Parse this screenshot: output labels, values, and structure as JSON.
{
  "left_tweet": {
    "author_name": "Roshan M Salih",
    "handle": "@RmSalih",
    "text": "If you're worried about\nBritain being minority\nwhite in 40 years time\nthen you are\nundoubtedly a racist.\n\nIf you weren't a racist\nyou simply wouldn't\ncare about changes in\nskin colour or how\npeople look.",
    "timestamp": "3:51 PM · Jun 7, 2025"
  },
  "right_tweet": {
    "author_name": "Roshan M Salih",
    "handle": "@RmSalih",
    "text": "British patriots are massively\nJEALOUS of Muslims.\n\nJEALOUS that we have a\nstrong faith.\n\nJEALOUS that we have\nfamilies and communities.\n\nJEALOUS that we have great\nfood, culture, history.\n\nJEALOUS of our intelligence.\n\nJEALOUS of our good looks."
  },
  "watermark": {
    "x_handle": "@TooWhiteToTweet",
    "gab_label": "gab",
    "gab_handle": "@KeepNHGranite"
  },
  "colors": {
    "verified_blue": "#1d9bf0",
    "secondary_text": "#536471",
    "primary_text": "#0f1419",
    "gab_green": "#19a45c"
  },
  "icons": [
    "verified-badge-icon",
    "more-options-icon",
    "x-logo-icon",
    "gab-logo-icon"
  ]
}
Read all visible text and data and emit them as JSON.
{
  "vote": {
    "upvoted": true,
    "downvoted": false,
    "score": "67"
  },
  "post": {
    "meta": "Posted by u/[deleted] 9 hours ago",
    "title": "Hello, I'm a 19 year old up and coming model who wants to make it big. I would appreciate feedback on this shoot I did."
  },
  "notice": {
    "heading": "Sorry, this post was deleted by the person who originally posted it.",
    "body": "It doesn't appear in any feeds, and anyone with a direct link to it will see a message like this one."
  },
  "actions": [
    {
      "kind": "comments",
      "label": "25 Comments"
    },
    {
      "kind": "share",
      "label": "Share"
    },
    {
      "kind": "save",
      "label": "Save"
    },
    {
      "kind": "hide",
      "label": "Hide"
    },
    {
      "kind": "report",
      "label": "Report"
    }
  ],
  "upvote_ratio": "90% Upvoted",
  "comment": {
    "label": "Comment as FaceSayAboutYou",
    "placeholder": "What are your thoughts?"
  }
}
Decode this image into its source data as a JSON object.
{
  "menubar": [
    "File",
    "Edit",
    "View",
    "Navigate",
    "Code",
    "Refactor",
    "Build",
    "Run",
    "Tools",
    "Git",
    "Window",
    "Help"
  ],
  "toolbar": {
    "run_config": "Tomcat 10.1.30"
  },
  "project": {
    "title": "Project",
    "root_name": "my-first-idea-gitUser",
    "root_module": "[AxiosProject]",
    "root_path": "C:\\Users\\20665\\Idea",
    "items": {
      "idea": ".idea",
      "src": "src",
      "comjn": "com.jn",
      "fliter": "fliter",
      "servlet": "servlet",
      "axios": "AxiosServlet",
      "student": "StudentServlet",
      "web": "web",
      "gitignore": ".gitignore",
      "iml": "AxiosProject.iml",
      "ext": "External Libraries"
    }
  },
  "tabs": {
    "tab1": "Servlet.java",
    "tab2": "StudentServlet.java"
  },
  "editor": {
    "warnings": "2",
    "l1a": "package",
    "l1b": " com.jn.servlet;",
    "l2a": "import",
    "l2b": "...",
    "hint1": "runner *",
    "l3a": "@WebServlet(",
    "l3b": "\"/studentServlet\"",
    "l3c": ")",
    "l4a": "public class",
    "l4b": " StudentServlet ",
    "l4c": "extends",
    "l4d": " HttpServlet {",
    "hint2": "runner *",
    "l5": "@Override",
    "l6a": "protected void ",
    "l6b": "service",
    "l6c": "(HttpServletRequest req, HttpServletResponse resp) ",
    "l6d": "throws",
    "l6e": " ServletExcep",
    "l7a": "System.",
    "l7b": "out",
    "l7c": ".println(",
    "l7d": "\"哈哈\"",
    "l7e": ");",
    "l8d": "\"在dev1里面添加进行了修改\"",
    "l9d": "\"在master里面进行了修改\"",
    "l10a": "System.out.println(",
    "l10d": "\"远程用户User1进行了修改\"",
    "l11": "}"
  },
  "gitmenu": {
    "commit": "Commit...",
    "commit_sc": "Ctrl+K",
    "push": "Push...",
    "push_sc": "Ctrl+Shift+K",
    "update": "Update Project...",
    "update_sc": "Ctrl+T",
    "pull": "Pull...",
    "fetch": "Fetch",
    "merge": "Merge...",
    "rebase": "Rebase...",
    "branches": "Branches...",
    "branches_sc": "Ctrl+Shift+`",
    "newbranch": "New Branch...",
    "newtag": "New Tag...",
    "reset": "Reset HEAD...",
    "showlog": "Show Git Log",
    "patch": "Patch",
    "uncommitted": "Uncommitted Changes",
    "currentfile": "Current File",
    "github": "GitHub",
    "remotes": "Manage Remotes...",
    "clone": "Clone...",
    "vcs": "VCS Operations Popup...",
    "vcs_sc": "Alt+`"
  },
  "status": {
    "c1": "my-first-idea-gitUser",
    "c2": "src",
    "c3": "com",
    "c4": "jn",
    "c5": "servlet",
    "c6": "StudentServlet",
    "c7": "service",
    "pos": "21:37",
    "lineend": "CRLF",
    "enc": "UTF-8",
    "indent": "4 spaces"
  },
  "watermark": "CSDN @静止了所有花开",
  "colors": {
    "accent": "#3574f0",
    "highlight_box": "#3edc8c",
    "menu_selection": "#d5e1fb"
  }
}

### TASK
Please quote every record above exactly as it appears.

### RESPONSE TO THIS TASK
Parse this screenshot: output labels, values, and structure as JSON.
{
  "left_tweet": {
    "author_name": "Roshan M Salih",
    "handle": "@RmSalih",
    "text": "If you're worried about\nBritain being minority\nwhite in 40 years time\nthen you are\nundoubtedly a racist.\n\nIf you weren't a racist\nyou simply wouldn't\ncare about changes in\nskin colour or how\npeople look.",
    "timestamp": "3:51 PM · Jun 7, 2025"
  },
  "right_tweet": {
    "author_name": "Roshan M Salih",
    "handle": "@RmSalih",
    "text": "British patriots are massively\nJEALOUS of Muslims.\n\nJEALOUS that we have a\nstrong faith.\n\nJEALOUS that we have\nfamilies and communities.\n\nJEALOUS that we have great\nfood, culture, history.\n\nJEALOUS of our intelligence.\n\nJEALOUS of our good looks."
  },
  "watermark": {
    "x_handle": "@TooWhiteToTweet",
    "gab_label": "gab",
    "gab_handle": "@KeepNHGranite"
  },
  "colors": {
    "verified_blue": "#1d9bf0",
    "secondary_text": "#536471",
    "primary_text": "#0f1419",
    "gab_green": "#19a45c"
  },
  "icons": [
    "verified-badge-icon",
    "more-options-icon",
    "x-logo-icon",
    "gab-logo-icon"
  ]
}
Read all visible text and data and emit them as JSON.
{
  "vote": {
    "upvoted": true,
    "downvoted": false,
    "score": "67"
  },
  "post": {
    "meta": "Posted by u/[deleted] 9 hours ago",
    "title": "Hello, I'm a 19 year old up and coming model who wants to make it big. I would appreciate feedback on this shoot I did."
  },
  "notice": {
    "heading": "Sorry, this post was deleted by the person who originally posted it.",
    "body": "It doesn't appear in any feeds, and anyone with a direct link to it will see a message like this one."
  },
  "actions": [
    {
      "kind": "comments",
      "label": "25 Comments"
    },
    {
      "kind": "share",
      "label": "Share"
    },
    {
      "kind": "save",
      "label": "Save"
    },
    {
      "kind": "hide",
      "label": "Hide"
    },
    {
      "kind": "report",
      "label": "Report"
    }
  ],
  "upvote_ratio": "90% Upvoted",
  "comment": {
    "label": "Comment as FaceSayAboutYou",
    "placeholder": "What are your thoughts?"
  }
}
Decode this image into its source data as a JSON object.
{
  "menubar": [
    "File",
    "Edit",
    "View",
    "Navigate",
    "Code",
    "Refactor",
    "Build",
    "Run",
    "Tools",
    "Git",
    "Window",
    "Help"
  ],
  "toolbar": {
    "run_config": "Tomcat 10.1.30"
  },
  "project": {
    "title": "Project",
    "root_name": "my-first-idea-gitUser",
    "root_module": "[AxiosProject]",
    "root_path": "C:\\Users\\20665\\Idea",
    "items": {
      "idea": ".idea",
      "src": "src",
      "comjn": "com.jn",
      "fliter": "fliter",
      "servlet": "servlet",
      "axios": "AxiosServlet",
      "student": "StudentServlet",
      "web": "web",
      "gitignore": ".gitignore",
      "iml": "AxiosProject.iml",
      "ext": "External Libraries"
    }
  },
  "tabs": {
    "tab1": "Servlet.java",
    "tab2": "StudentServlet.java"
  },
  "editor": {
    "warnings": "2",
    "l1a": "package",
    "l1b": " com.jn.servlet;",
    "l2a": "import",
    "l2b": "...",
    "hint1": "runner *",
    "l3a": "@WebServlet(",
    "l3b": "\"/studentServlet\"",
    "l3c": ")",
    "l4a": "public class",
    "l4b": " StudentServlet ",
    "l4c": "extends",
    "l4d": " HttpServlet {",
    "hint2": "runner *",
    "l5": "@Override",
    "l6a": "protected void ",
    "l6b": "service",
    "l6c": "(HttpServletRequest req, HttpServletResponse resp) ",
    "l6d": "throws",
    "l6e": " ServletExcep",
    "l7a": "System.",
    "l7b": "out",
    "l7c": ".println(",
    "l7d": "\"哈哈\"",
    "l7e": ");",
    "l8d": "\"在dev1里面添加进行了修改\"",
    "l9d": "\"在master里面进行了修改\"",
    "l10a": "System.out.println(",
    "l10d": "\"远程用户User1进行了修改\"",
    "l11": "}"
  },
  "gitmenu": {
    "commit": "Commit...",
    "commit_sc": "Ctrl+K",
    "push": "Push...",
    "push_sc": "Ctrl+Shift+K",
    "update": "Update Project...",
    "update_sc": "Ctrl+T",
    "pull": "Pull...",
    "fetch": "Fetch",
    "merge": "Merge...",
    "rebase": "Rebase...",
    "branches": "Branches...",
    "branches_sc": "Ctrl+Shift+`",
    "newbranch": "New Branch...",
    "newtag": "New Tag...",
    "reset": "Reset HEAD...",
    "showlog": "Show Git Log",
    "patch": "Patch",
    "uncommitted": "Uncommitted Changes",
    "currentfile": "Current File",
    "github": "GitHub",
    "remotes": "Manage Remotes...",
    "clone": "Clone...",
    "vcs": "VCS Operations Popup...",
    "vcs_sc": "Alt+`"
  },
  "status": {
    "c1": "my-first-idea-gitUser",
    "c2": "src",
    "c3": "com",
    "c4": "jn",
    "c5": "servlet",
    "c6": "StudentServlet",
    "c7": "service",
    "pos": "21:37",
    "lineend": "CRLF",
    "enc": "UTF-8",
    "indent": "4 spaces"
  },
  "watermark": "CSDN @静止了所有花开",
  "colors": {
    "accent": "#3574f0",
    "highlight_box": "#3edc8c",
    "menu_selection": "#d5e1fb"
  }
}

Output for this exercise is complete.